-- Begin --

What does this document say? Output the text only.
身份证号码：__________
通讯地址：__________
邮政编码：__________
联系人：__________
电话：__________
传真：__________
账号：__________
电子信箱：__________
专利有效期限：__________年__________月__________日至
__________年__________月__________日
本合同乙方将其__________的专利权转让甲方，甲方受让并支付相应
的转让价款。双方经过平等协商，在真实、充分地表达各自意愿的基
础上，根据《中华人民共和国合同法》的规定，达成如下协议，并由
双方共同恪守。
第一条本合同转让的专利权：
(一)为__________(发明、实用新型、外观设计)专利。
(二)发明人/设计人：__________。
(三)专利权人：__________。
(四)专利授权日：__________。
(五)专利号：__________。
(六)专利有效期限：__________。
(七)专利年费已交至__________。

-- End --
-- Begin --

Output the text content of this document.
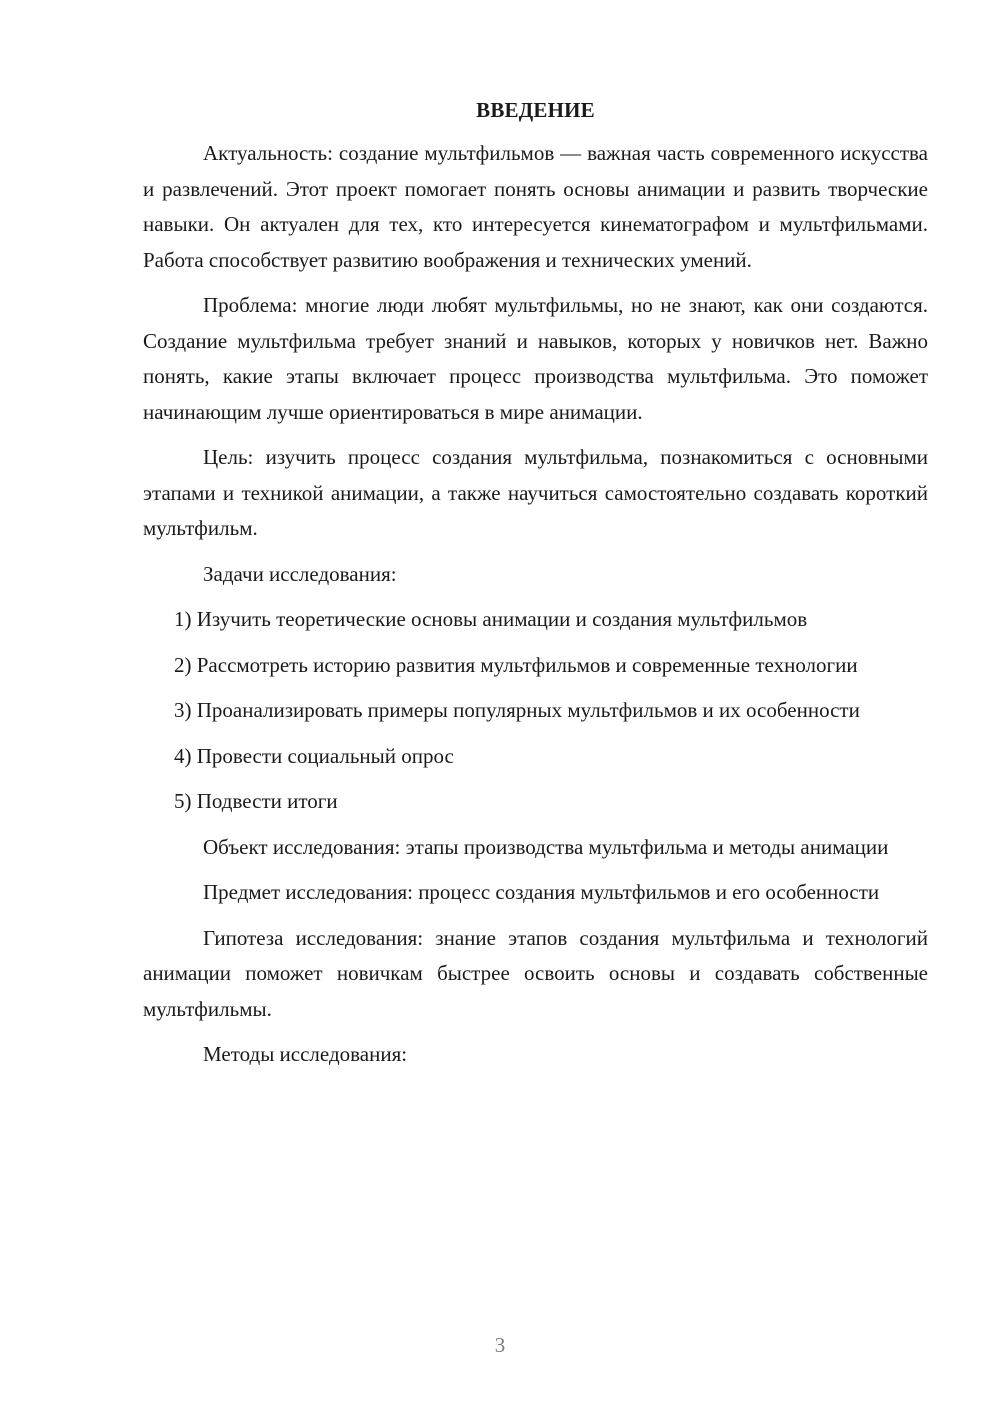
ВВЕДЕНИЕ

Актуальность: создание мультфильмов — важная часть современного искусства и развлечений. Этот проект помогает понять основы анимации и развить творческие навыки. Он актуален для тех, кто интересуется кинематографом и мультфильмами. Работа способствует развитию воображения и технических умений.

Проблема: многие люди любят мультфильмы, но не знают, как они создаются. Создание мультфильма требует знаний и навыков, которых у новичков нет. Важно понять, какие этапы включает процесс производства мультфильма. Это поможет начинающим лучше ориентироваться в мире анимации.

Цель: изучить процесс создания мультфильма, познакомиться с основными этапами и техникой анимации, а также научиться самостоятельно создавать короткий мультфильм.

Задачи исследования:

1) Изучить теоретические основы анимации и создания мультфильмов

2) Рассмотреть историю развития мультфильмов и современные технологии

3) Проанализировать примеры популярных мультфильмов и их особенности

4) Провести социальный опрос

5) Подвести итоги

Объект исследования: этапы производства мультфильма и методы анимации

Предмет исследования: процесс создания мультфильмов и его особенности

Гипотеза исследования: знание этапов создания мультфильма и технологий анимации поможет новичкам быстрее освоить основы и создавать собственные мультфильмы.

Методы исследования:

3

-- End --
-- Begin --

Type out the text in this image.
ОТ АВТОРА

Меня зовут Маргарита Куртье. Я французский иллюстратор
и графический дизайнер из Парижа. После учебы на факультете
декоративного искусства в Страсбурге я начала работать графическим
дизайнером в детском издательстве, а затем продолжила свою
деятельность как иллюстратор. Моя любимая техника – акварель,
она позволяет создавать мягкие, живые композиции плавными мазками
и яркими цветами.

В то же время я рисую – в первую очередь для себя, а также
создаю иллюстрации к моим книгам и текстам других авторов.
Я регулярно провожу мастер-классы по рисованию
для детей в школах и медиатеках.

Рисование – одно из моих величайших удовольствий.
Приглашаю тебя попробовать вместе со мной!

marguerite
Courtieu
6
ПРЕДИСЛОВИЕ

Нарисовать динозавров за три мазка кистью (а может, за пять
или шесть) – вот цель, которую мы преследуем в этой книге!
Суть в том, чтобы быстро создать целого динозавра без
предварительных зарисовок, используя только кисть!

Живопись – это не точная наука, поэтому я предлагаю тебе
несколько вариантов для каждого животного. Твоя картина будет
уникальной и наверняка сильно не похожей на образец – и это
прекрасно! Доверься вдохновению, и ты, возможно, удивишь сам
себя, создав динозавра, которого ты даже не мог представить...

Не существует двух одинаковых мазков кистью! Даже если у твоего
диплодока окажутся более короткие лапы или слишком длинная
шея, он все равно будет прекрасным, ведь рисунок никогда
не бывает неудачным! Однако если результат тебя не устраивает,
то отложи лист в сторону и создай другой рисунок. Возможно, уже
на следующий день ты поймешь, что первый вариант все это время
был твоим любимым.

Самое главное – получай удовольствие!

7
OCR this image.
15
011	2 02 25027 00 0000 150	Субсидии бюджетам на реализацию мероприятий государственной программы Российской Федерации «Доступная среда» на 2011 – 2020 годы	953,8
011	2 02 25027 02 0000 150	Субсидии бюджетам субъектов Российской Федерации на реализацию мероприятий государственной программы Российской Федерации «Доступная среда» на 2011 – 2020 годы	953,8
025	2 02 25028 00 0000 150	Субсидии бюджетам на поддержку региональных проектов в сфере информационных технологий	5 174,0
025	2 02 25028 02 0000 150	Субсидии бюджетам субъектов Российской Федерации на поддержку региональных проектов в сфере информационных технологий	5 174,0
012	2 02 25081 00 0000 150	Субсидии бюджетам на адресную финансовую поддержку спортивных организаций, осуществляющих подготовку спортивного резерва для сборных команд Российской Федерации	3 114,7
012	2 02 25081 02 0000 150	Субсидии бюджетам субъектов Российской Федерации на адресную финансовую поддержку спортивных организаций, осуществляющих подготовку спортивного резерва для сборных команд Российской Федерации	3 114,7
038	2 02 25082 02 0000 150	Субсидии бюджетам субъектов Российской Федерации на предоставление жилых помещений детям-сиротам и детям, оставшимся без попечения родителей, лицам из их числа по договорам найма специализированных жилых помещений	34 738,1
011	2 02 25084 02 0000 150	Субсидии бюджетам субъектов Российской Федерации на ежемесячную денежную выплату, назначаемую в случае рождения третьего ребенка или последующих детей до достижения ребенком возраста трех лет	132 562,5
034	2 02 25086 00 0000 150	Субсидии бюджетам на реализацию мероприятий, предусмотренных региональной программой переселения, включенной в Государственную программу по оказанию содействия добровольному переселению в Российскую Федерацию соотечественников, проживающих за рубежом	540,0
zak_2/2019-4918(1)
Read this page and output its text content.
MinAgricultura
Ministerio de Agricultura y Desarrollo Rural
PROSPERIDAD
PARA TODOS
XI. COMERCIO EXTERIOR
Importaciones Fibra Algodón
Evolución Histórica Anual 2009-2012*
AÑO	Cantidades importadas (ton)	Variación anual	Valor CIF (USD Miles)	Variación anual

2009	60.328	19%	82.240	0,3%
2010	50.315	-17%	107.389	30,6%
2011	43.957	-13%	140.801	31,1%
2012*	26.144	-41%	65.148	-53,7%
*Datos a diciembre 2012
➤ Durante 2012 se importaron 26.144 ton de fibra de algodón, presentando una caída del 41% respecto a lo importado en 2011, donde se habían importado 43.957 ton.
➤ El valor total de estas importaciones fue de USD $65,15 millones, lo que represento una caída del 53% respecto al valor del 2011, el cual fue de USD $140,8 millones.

-- End --

### What is asked
Copy all lines from the material that include "мультфильмы".

### Exercise result
Проблема: многие люди любят мультфильмы, но не знают, как они создаются. Создание мультфильма требует знаний и навыков, которых у новичков нет. Важно понять, какие этапы включает процесс производства мультфильма. Это поможет начинающим лучше ориентироваться в мире анимации.
Гипотеза исследования: знание этапов создания мультфильма и технологий анимации поможет новичкам быстрее освоить основы и создавать собственные мультфильмы.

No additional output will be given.